◆ **The exercise**: Lift out all lines below that contain "panel".

Dataset listings of figures
- - - - -

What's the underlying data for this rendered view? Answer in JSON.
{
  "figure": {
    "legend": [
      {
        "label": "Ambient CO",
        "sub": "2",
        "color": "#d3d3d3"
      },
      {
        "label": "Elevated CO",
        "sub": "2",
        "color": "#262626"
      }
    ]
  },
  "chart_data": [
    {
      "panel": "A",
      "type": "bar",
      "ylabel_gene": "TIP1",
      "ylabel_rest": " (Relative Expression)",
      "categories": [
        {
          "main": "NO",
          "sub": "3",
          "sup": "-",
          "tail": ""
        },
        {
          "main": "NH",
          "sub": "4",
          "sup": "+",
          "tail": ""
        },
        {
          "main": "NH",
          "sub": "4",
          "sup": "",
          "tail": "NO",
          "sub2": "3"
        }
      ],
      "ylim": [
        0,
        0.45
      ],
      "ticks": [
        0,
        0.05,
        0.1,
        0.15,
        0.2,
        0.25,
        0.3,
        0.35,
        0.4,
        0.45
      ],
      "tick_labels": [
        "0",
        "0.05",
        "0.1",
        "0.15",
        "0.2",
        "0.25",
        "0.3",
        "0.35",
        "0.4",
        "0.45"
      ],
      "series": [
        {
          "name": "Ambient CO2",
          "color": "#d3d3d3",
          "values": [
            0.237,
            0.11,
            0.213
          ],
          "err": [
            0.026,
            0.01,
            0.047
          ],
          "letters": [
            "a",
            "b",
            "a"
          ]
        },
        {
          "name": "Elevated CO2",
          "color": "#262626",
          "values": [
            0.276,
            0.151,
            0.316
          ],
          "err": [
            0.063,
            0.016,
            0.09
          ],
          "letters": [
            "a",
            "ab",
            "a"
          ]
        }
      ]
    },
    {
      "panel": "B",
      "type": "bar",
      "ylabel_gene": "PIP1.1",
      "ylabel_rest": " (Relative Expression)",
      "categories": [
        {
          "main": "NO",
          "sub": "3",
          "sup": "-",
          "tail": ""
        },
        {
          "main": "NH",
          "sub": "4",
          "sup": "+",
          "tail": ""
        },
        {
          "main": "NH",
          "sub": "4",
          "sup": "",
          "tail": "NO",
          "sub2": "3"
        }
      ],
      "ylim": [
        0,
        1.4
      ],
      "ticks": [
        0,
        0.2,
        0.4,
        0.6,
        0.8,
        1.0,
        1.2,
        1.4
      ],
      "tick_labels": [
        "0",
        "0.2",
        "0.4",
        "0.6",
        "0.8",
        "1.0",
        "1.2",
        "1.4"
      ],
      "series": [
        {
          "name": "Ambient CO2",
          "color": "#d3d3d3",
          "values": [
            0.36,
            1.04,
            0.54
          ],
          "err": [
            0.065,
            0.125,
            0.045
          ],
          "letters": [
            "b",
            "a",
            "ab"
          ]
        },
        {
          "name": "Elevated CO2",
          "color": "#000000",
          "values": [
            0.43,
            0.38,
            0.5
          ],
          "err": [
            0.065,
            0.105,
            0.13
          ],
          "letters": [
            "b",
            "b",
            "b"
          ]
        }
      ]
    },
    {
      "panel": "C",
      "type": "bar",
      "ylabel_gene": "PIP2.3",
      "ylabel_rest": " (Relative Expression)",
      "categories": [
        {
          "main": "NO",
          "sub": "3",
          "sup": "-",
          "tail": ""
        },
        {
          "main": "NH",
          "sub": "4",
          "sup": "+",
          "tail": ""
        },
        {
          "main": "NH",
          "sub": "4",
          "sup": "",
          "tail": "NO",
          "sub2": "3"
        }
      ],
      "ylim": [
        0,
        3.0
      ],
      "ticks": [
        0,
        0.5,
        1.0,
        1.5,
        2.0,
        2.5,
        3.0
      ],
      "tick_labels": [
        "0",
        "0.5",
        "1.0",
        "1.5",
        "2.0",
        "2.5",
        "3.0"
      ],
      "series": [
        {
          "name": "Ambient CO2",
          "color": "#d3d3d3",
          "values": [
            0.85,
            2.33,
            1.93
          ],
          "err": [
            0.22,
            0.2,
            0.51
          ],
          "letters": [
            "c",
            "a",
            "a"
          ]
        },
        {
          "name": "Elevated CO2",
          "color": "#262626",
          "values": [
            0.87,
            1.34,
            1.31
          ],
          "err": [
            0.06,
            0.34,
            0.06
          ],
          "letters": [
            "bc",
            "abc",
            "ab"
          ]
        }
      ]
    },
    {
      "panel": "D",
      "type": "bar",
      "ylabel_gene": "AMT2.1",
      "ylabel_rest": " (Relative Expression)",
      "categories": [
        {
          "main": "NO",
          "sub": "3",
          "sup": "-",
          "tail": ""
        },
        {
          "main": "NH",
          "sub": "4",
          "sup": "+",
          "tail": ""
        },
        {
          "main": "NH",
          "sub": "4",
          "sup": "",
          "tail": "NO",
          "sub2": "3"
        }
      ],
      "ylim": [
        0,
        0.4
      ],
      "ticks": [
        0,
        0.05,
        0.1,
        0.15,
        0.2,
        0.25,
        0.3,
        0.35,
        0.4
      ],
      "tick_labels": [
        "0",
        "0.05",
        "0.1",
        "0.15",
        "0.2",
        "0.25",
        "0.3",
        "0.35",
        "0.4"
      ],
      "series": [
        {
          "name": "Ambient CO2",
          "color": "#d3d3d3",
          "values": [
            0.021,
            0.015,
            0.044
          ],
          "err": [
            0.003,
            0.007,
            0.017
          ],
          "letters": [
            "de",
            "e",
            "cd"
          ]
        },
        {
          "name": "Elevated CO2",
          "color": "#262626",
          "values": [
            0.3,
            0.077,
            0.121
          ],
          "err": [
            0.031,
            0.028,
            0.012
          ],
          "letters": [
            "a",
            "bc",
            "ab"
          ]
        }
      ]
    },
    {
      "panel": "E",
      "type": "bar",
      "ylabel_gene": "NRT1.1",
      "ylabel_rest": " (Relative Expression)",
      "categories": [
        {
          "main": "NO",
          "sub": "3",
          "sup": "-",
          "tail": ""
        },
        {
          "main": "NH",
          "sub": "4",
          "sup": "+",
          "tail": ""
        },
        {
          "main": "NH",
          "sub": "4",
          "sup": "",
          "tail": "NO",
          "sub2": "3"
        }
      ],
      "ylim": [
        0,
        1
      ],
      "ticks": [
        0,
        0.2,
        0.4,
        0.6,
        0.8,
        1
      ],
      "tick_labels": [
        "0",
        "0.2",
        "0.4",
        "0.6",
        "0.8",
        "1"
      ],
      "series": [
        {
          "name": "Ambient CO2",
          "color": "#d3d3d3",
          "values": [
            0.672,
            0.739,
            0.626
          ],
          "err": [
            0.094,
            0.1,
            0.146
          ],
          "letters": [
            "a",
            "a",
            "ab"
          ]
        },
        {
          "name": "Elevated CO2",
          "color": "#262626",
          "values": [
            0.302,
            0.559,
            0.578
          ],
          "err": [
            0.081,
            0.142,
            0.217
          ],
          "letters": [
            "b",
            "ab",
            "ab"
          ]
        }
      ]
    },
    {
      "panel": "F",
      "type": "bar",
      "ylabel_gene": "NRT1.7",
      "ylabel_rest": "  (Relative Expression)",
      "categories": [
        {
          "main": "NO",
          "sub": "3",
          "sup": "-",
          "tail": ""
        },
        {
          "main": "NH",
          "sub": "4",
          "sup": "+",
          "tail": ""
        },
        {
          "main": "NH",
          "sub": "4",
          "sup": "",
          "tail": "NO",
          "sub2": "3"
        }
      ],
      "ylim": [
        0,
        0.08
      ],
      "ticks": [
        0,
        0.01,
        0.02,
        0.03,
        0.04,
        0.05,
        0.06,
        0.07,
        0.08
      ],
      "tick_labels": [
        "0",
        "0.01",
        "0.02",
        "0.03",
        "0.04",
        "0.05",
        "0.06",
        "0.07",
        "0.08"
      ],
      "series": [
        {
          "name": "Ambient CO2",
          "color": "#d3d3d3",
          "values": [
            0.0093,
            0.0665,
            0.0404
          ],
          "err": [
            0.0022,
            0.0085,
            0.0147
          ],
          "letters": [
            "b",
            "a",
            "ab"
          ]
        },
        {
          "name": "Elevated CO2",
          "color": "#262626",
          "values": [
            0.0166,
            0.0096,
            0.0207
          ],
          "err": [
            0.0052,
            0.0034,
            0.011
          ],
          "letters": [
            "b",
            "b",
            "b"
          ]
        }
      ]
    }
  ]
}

- - - - -

◆ **Problem solution**:
      "panel": "A",
      "panel": "B",
      "panel": "C",
      "panel": "D",
      "panel": "E",
      "panel": "F",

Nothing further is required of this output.